_AIM OF THE TASK_: Write out the records below once more, exactly as they stand.

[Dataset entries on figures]

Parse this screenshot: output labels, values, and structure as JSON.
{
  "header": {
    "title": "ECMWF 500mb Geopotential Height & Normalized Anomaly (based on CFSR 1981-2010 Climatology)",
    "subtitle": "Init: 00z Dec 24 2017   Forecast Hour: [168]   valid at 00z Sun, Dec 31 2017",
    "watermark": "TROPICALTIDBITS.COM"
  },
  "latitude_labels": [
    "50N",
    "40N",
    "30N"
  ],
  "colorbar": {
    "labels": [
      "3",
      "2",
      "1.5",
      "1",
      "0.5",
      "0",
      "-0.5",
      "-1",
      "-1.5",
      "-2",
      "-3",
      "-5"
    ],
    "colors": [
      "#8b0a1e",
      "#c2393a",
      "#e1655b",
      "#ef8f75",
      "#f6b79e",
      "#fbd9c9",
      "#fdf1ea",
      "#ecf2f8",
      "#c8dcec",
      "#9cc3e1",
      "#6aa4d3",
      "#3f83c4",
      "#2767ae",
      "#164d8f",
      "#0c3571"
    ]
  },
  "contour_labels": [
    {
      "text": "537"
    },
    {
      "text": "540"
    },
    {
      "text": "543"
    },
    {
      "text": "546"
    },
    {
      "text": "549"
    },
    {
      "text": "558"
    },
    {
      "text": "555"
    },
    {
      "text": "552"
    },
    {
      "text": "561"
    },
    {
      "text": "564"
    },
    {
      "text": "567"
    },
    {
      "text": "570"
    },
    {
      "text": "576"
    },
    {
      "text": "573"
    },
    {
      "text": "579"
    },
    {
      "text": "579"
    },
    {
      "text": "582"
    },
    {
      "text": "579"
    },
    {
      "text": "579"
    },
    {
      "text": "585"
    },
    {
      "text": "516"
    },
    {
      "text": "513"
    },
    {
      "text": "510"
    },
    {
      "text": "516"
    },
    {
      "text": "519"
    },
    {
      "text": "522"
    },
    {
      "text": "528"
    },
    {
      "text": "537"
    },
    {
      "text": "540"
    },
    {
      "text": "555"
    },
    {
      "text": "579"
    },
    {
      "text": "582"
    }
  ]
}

_TASK ANSWER_:
Parse this screenshot: output labels, values, and structure as JSON.
{
  "header": {
    "title": "ECMWF 500mb Geopotential Height & Normalized Anomaly (based on CFSR 1981-2010 Climatology)",
    "subtitle": "Init: 00z Dec 24 2017   Forecast Hour: [168]   valid at 00z Sun, Dec 31 2017",
    "watermark": "TROPICALTIDBITS.COM"
  },
  "latitude_labels": [
    "50N",
    "40N",
    "30N"
  ],
  "colorbar": {
    "labels": [
      "3",
      "2",
      "1.5",
      "1",
      "0.5",
      "0",
      "-0.5",
      "-1",
      "-1.5",
      "-2",
      "-3",
      "-5"
    ],
    "colors": [
      "#8b0a1e",
      "#c2393a",
      "#e1655b",
      "#ef8f75",
      "#f6b79e",
      "#fbd9c9",
      "#fdf1ea",
      "#ecf2f8",
      "#c8dcec",
      "#9cc3e1",
      "#6aa4d3",
      "#3f83c4",
      "#2767ae",
      "#164d8f",
      "#0c3571"
    ]
  },
  "contour_labels": [
    {
      "text": "537"
    },
    {
      "text": "540"
    },
    {
      "text": "543"
    },
    {
      "text": "546"
    },
    {
      "text": "549"
    },
    {
      "text": "558"
    },
    {
      "text": "555"
    },
    {
      "text": "552"
    },
    {
      "text": "561"
    },
    {
      "text": "564"
    },
    {
      "text": "567"
    },
    {
      "text": "570"
    },
    {
      "text": "576"
    },
    {
      "text": "573"
    },
    {
      "text": "579"
    },
    {
      "text": "579"
    },
    {
      "text": "582"
    },
    {
      "text": "579"
    },
    {
      "text": "579"
    },
    {
      "text": "585"
    },
    {
      "text": "516"
    },
    {
      "text": "513"
    },
    {
      "text": "510"
    },
    {
      "text": "516"
    },
    {
      "text": "519"
    },
    {
      "text": "522"
    },
    {
      "text": "528"
    },
    {
      "text": "537"
    },
    {
      "text": "540"
    },
    {
      "text": "555"
    },
    {
      "text": "579"
    },
    {
      "text": "582"
    }
  ]
}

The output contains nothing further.